EXERCISE MATERIALS:
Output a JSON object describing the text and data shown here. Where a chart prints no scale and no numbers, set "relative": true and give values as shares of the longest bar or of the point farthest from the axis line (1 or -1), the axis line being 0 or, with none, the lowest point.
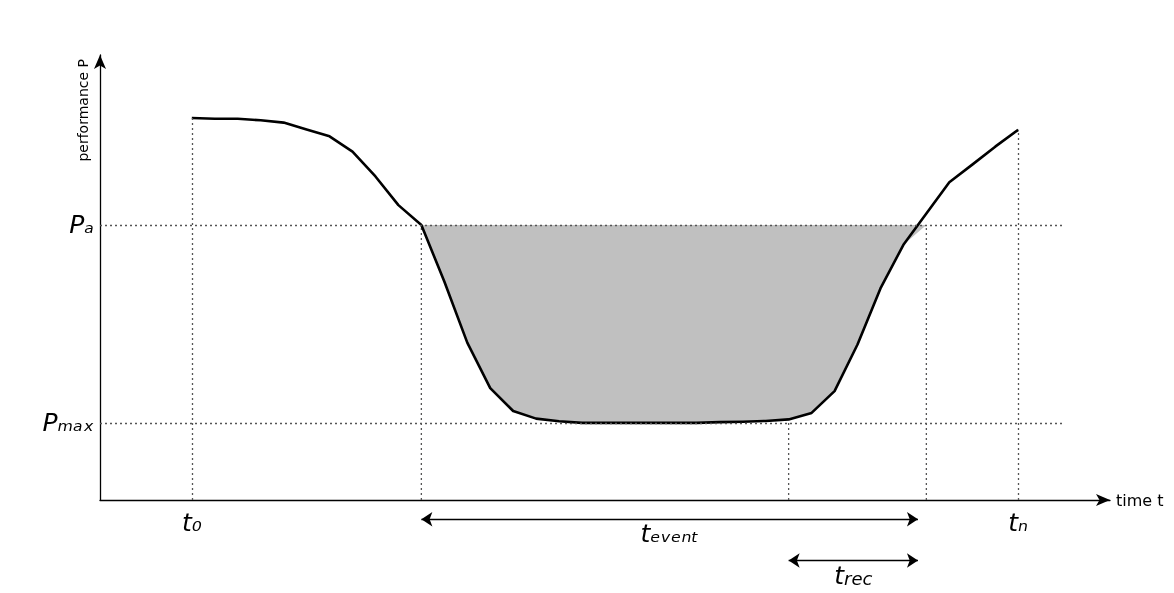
{
  "chart_data": {
    "type": "line",
    "relative": true,
    "xlabel": "time t",
    "ylabel": "performance P",
    "color": "#000000",
    "categories": [
      null,
      null,
      null,
      null,
      "t₀",
      null,
      null,
      null,
      null,
      null,
      null,
      null,
      null,
      null,
      null,
      null,
      null,
      null,
      null,
      null,
      null,
      null,
      null,
      null,
      null,
      null,
      null,
      null,
      null,
      null,
      null,
      null,
      null,
      null,
      null,
      null,
      null,
      null,
      null,
      null,
      "tₙ",
      null,
      null,
      null,
      null
    ],
    "values": [
      null,
      null,
      null,
      null,
      1.0,
      0.998,
      0.998,
      0.994,
      0.988,
      0.97,
      0.952,
      0.912,
      0.847,
      0.772,
      0.72,
      0.572,
      0.412,
      0.293,
      0.233,
      0.213,
      0.206,
      0.202,
      0.202,
      0.202,
      0.202,
      0.202,
      0.202,
      0.204,
      0.205,
      0.207,
      0.211,
      0.228,
      0.285,
      0.407,
      0.554,
      0.668,
      0.75,
      0.832,
      0.878,
      0.925,
      0.969,
      null,
      null,
      null,
      null
    ],
    "ref_lines": [
      {
        "axis": "y",
        "value": 0.72,
        "label": "Pₐ",
        "line_style": "dotted"
      },
      {
        "axis": "y",
        "value": 0.202,
        "label": "Pₘₐₓ",
        "line_style": "dotted"
      }
    ],
    "grid": "x",
    "annotations": [
      "tₑᵥₑₙₜ",
      "t$_{rec}$"
    ],
    "marker": "none",
    "line_style": "solid"
  }
}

TASK DIRECTIONS: Give back each entry exactly as it appears, with no pictures.

ANSWER TO THIS PROBLEM:
Output a JSON object describing the text and data shown here. Where a chart prints no scale and no numbers, set "relative": true and give values as shares of the longest bar or of the point farthest from the axis line (1 or -1), the axis line being 0 or, with none, the lowest point.
{
  "chart_data": {
    "type": "line",
    "relative": true,
    "xlabel": "time t",
    "ylabel": "performance P",
    "color": "#000000",
    "categories": [
      null,
      null,
      null,
      null,
      "t₀",
      null,
      null,
      null,
      null,
      null,
      null,
      null,
      null,
      null,
      null,
      null,
      null,
      null,
      null,
      null,
      null,
      null,
      null,
      null,
      null,
      null,
      null,
      null,
      null,
      null,
      null,
      null,
      null,
      null,
      null,
      null,
      null,
      null,
      null,
      null,
      "tₙ",
      null,
      null,
      null,
      null
    ],
    "values": [
      null,
      null,
      null,
      null,
      1.0,
      0.998,
      0.998,
      0.994,
      0.988,
      0.97,
      0.952,
      0.912,
      0.847,
      0.772,
      0.72,
      0.572,
      0.412,
      0.293,
      0.233,
      0.213,
      0.206,
      0.202,
      0.202,
      0.202,
      0.202,
      0.202,
      0.202,
      0.204,
      0.205,
      0.207,
      0.211,
      0.228,
      0.285,
      0.407,
      0.554,
      0.668,
      0.75,
      0.832,
      0.878,
      0.925,
      0.969,
      null,
      null,
      null,
      null
    ],
    "ref_lines": [
      {
        "axis": "y",
        "value": 0.72,
        "label": "Pₐ",
        "line_style": "dotted"
      },
      {
        "axis": "y",
        "value": 0.202,
        "label": "Pₘₐₓ",
        "line_style": "dotted"
      }
    ],
    "grid": "x",
    "annotations": [
      "tₑᵥₑₙₜ",
      "t$_{rec}$"
    ],
    "marker": "none",
    "line_style": "solid"
  }
}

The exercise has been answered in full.